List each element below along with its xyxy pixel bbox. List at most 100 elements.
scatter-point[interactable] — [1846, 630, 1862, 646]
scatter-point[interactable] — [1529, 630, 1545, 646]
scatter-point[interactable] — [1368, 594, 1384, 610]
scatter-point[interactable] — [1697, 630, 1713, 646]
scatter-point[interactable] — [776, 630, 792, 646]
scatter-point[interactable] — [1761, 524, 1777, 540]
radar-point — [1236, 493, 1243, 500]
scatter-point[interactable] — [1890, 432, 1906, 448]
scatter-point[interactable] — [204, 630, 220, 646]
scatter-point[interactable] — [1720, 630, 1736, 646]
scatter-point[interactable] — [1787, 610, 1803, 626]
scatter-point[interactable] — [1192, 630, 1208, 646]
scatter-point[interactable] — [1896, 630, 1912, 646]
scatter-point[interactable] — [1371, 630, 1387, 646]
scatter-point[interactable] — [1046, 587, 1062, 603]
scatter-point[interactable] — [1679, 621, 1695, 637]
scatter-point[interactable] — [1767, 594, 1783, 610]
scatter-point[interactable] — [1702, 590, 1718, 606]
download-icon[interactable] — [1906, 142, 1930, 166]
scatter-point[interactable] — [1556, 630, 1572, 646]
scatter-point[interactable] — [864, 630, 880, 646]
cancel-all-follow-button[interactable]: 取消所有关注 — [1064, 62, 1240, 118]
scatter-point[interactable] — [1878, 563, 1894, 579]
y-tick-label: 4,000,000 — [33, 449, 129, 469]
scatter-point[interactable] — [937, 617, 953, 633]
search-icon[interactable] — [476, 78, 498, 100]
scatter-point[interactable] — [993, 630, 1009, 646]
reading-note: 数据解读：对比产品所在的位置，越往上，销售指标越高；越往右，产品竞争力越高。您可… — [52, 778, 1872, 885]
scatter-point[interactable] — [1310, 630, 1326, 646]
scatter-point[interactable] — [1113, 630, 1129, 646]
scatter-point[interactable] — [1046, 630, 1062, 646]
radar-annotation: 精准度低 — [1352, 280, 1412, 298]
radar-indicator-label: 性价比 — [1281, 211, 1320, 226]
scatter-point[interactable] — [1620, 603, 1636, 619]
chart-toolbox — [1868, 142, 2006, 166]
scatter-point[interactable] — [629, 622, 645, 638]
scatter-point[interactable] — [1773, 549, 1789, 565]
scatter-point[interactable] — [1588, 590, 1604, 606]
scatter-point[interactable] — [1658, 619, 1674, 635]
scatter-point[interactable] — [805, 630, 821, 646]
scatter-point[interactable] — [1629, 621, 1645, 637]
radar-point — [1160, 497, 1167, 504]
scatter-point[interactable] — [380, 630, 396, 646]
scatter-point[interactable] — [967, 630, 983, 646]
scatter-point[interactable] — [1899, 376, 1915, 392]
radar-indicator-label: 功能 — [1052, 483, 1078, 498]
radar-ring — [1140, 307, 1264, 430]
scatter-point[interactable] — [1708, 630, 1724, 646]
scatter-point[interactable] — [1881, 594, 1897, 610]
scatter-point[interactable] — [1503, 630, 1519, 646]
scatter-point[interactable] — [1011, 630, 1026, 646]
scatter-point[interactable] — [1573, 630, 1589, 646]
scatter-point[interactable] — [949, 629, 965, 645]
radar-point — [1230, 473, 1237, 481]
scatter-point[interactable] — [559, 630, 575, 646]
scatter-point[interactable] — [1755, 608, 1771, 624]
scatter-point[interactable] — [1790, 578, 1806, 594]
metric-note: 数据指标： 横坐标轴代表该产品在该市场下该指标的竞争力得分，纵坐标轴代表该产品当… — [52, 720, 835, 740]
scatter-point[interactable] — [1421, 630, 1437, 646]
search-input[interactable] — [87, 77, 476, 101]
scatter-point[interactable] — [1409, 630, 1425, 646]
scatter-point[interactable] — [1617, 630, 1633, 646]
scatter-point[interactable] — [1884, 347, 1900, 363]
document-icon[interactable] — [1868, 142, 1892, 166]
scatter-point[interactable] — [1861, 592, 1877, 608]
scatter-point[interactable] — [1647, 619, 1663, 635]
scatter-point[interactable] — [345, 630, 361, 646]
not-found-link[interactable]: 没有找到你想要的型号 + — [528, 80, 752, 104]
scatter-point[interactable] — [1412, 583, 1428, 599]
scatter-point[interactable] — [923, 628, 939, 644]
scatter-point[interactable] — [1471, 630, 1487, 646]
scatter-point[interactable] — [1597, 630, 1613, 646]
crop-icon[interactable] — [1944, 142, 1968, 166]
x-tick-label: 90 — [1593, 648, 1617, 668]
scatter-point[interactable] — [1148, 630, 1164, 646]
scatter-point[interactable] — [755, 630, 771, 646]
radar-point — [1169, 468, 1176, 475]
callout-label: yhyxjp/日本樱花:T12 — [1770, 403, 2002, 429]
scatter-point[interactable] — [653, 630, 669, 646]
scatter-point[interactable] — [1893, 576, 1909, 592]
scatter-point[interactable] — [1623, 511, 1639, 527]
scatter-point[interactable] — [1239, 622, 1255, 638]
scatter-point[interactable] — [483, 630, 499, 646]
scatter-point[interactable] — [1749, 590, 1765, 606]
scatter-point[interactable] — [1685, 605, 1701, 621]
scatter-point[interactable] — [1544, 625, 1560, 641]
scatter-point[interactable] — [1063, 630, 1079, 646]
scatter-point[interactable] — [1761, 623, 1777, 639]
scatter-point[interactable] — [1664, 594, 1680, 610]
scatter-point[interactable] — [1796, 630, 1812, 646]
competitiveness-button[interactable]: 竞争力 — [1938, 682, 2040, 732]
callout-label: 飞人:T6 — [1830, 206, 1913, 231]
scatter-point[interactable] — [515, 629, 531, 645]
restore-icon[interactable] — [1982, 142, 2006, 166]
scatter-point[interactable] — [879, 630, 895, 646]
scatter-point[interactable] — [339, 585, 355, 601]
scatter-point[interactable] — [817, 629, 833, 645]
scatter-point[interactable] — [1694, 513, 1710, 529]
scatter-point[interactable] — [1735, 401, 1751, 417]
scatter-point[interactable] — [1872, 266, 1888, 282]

-------------------------

# WRITTEN TASK:
Arrange every line of the material above as a numbered list, omitting any blank lines.

# TASK SOLUTION:
1. List each element below along with its xyxy pixel bbox. List at most 100 elements.
2. scatter-point[interactable] — [1846, 630, 1862, 646]
3. scatter-point[interactable] — [1529, 630, 1545, 646]
4. scatter-point[interactable] — [1368, 594, 1384, 610]
5. scatter-point[interactable] — [1697, 630, 1713, 646]
6. scatter-point[interactable] — [776, 630, 792, 646]
7. scatter-point[interactable] — [1761, 524, 1777, 540]
8. radar-point — [1236, 493, 1243, 500]
9. scatter-point[interactable] — [1890, 432, 1906, 448]
10. scatter-point[interactable] — [204, 630, 220, 646]
11. scatter-point[interactable] — [1720, 630, 1736, 646]
12. scatter-point[interactable] — [1787, 610, 1803, 626]
13. scatter-point[interactable] — [1192, 630, 1208, 646]
14. scatter-point[interactable] — [1896, 630, 1912, 646]
15. scatter-point[interactable] — [1371, 630, 1387, 646]
16. scatter-point[interactable] — [1046, 587, 1062, 603]
17. scatter-point[interactable] — [1679, 621, 1695, 637]
18. scatter-point[interactable] — [1767, 594, 1783, 610]
19. scatter-point[interactable] — [1702, 590, 1718, 606]
20. download-icon[interactable] — [1906, 142, 1930, 166]
21. scatter-point[interactable] — [1556, 630, 1572, 646]
22. scatter-point[interactable] — [864, 630, 880, 646]
23. cancel-all-follow-button[interactable]: 取消所有关注 — [1064, 62, 1240, 118]
24. scatter-point[interactable] — [1878, 563, 1894, 579]
25. y-tick-label: 4,000,000 — [33, 449, 129, 469]
26. scatter-point[interactable] — [937, 617, 953, 633]
27. search-icon[interactable] — [476, 78, 498, 100]
28. scatter-point[interactable] — [993, 630, 1009, 646]
29. reading-note: 数据解读：对比产品所在的位置，越往上，销售指标越高；越往右，产品竞争力越高。您可… — [52, 778, 1872, 885]
30. scatter-point[interactable] — [1310, 630, 1326, 646]
31. scatter-point[interactable] — [1113, 630, 1129, 646]
32. scatter-point[interactable] — [1046, 630, 1062, 646]
33. radar-annotation: 精准度低 — [1352, 280, 1412, 298]
34. radar-indicator-label: 性价比 — [1281, 211, 1320, 226]
35. scatter-point[interactable] — [1620, 603, 1636, 619]
36. chart-toolbox — [1868, 142, 2006, 166]
37. scatter-point[interactable] — [629, 622, 645, 638]
38. scatter-point[interactable] — [1773, 549, 1789, 565]
39. scatter-point[interactable] — [1588, 590, 1604, 606]
40. scatter-point[interactable] — [1658, 619, 1674, 635]
41. scatter-point[interactable] — [805, 630, 821, 646]
42. scatter-point[interactable] — [1629, 621, 1645, 637]
43. radar-point — [1160, 497, 1167, 504]
44. scatter-point[interactable] — [380, 630, 396, 646]
45. scatter-point[interactable] — [967, 630, 983, 646]
46. scatter-point[interactable] — [1899, 376, 1915, 392]
47. radar-indicator-label: 功能 — [1052, 483, 1078, 498]
48. radar-ring — [1140, 307, 1264, 430]
49. scatter-point[interactable] — [1708, 630, 1724, 646]
50. scatter-point[interactable] — [1881, 594, 1897, 610]
51. scatter-point[interactable] — [1503, 630, 1519, 646]
52. scatter-point[interactable] — [1011, 630, 1026, 646]
53. scatter-point[interactable] — [1573, 630, 1589, 646]
54. scatter-point[interactable] — [949, 629, 965, 645]
55. radar-point — [1230, 473, 1237, 481]
56. scatter-point[interactable] — [559, 630, 575, 646]
57. scatter-point[interactable] — [1755, 608, 1771, 624]
58. scatter-point[interactable] — [1790, 578, 1806, 594]
59. metric-note: 数据指标： 横坐标轴代表该产品在该市场下该指标的竞争力得分，纵坐标轴代表该产品当… — [52, 720, 835, 740]
60. scatter-point[interactable] — [1421, 630, 1437, 646]
61. search-input[interactable] — [87, 77, 476, 101]
62. scatter-point[interactable] — [1409, 630, 1425, 646]
63. scatter-point[interactable] — [1617, 630, 1633, 646]
64. scatter-point[interactable] — [1884, 347, 1900, 363]
65. document-icon[interactable] — [1868, 142, 1892, 166]
66. scatter-point[interactable] — [1861, 592, 1877, 608]
67. scatter-point[interactable] — [1647, 619, 1663, 635]
68. scatter-point[interactable] — [345, 630, 361, 646]
69. not-found-link[interactable]: 没有找到你想要的型号 + — [528, 80, 752, 104]
70. scatter-point[interactable] — [1412, 583, 1428, 599]
71. scatter-point[interactable] — [923, 628, 939, 644]
72. scatter-point[interactable] — [1471, 630, 1487, 646]
73. scatter-point[interactable] — [1597, 630, 1613, 646]
74. crop-icon[interactable] — [1944, 142, 1968, 166]
75. x-tick-label: 90 — [1593, 648, 1617, 668]
76. scatter-point[interactable] — [1148, 630, 1164, 646]
77. scatter-point[interactable] — [755, 630, 771, 646]
78. radar-point — [1169, 468, 1176, 475]
79. callout-label: yhyxjp/日本樱花:T12 — [1770, 403, 2002, 429]
80. scatter-point[interactable] — [653, 630, 669, 646]
81. scatter-point[interactable] — [1893, 576, 1909, 592]
82. scatter-point[interactable] — [1623, 511, 1639, 527]
83. scatter-point[interactable] — [1239, 622, 1255, 638]
84. scatter-point[interactable] — [483, 630, 499, 646]
85. scatter-point[interactable] — [1749, 590, 1765, 606]
86. scatter-point[interactable] — [1685, 605, 1701, 621]
87. scatter-point[interactable] — [1544, 625, 1560, 641]
88. scatter-point[interactable] — [1063, 630, 1079, 646]
89. scatter-point[interactable] — [1761, 623, 1777, 639]
90. scatter-point[interactable] — [1664, 594, 1680, 610]
91. scatter-point[interactable] — [1796, 630, 1812, 646]
92. competitiveness-button[interactable]: 竞争力 — [1938, 682, 2040, 732]
93. callout-label: 飞人:T6 — [1830, 206, 1913, 231]
94. scatter-point[interactable] — [515, 629, 531, 645]
95. restore-icon[interactable] — [1982, 142, 2006, 166]
96. scatter-point[interactable] — [879, 630, 895, 646]
97. scatter-point[interactable] — [339, 585, 355, 601]
98. scatter-point[interactable] — [817, 629, 833, 645]
99. scatter-point[interactable] — [1694, 513, 1710, 529]
100. scatter-point[interactable] — [1735, 401, 1751, 417]
101. scatter-point[interactable] — [1872, 266, 1888, 282]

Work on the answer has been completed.